** begin SUPPLIED DATA **
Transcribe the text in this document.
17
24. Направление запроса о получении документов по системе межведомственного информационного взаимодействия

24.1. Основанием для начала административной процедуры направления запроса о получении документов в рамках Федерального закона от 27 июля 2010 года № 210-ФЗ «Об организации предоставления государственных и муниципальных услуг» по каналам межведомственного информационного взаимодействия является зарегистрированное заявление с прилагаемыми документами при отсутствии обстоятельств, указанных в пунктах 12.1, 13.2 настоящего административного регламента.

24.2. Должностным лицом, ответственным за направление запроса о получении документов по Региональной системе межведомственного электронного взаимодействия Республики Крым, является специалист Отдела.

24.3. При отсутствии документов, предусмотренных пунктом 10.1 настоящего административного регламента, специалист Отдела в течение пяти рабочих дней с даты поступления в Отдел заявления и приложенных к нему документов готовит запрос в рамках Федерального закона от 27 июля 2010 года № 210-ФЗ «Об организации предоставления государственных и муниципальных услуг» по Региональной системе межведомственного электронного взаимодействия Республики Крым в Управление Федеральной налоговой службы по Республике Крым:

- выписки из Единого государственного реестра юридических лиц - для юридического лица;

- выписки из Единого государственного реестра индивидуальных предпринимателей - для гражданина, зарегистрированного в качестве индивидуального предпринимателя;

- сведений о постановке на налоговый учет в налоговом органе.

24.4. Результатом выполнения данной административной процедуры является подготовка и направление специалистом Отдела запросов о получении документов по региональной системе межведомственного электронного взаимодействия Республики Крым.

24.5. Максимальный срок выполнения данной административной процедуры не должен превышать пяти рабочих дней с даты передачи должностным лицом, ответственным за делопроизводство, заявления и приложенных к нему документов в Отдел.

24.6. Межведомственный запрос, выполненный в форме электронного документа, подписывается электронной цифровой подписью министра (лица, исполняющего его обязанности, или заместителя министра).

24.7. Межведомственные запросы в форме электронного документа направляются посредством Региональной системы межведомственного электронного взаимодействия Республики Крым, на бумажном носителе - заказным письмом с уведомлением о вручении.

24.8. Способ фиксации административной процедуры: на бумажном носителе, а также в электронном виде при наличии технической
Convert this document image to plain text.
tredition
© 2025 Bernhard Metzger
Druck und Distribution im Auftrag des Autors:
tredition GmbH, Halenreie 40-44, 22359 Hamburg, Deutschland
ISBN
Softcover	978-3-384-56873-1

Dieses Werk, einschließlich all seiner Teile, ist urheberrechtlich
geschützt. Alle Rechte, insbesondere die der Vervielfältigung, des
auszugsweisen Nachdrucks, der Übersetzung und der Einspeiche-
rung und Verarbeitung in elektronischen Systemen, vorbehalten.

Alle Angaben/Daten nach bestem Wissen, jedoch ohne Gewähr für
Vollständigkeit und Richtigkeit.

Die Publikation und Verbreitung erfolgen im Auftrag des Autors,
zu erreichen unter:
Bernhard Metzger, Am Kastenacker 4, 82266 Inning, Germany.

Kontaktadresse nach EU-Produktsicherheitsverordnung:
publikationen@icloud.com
** end SUPPLIED DATA **
**WHAT THE TASK REQUIRES:** Only the lines from the one that contains "Convert this document image to plain text." to the end of the data should be output, exactly as they appear.

**RESULT:**
Convert this document image to plain text.
tredition
© 2025 Bernhard Metzger
Druck und Distribution im Auftrag des Autors:
tredition GmbH, Halenreie 40-44, 22359 Hamburg, Deutschland
ISBN
Softcover	978-3-384-56873-1

Dieses Werk, einschließlich all seiner Teile, ist urheberrechtlich
geschützt. Alle Rechte, insbesondere die der Vervielfältigung, des
auszugsweisen Nachdrucks, der Übersetzung und der Einspeiche-
rung und Verarbeitung in elektronischen Systemen, vorbehalten.

Alle Angaben/Daten nach bestem Wissen, jedoch ohne Gewähr für
Vollständigkeit und Richtigkeit.

Die Publikation und Verbreitung erfolgen im Auftrag des Autors,
zu erreichen unter:
Bernhard Metzger, Am Kastenacker 4, 82266 Inning, Germany.

Kontaktadresse nach EU-Produktsicherheitsverordnung:
publikationen@icloud.com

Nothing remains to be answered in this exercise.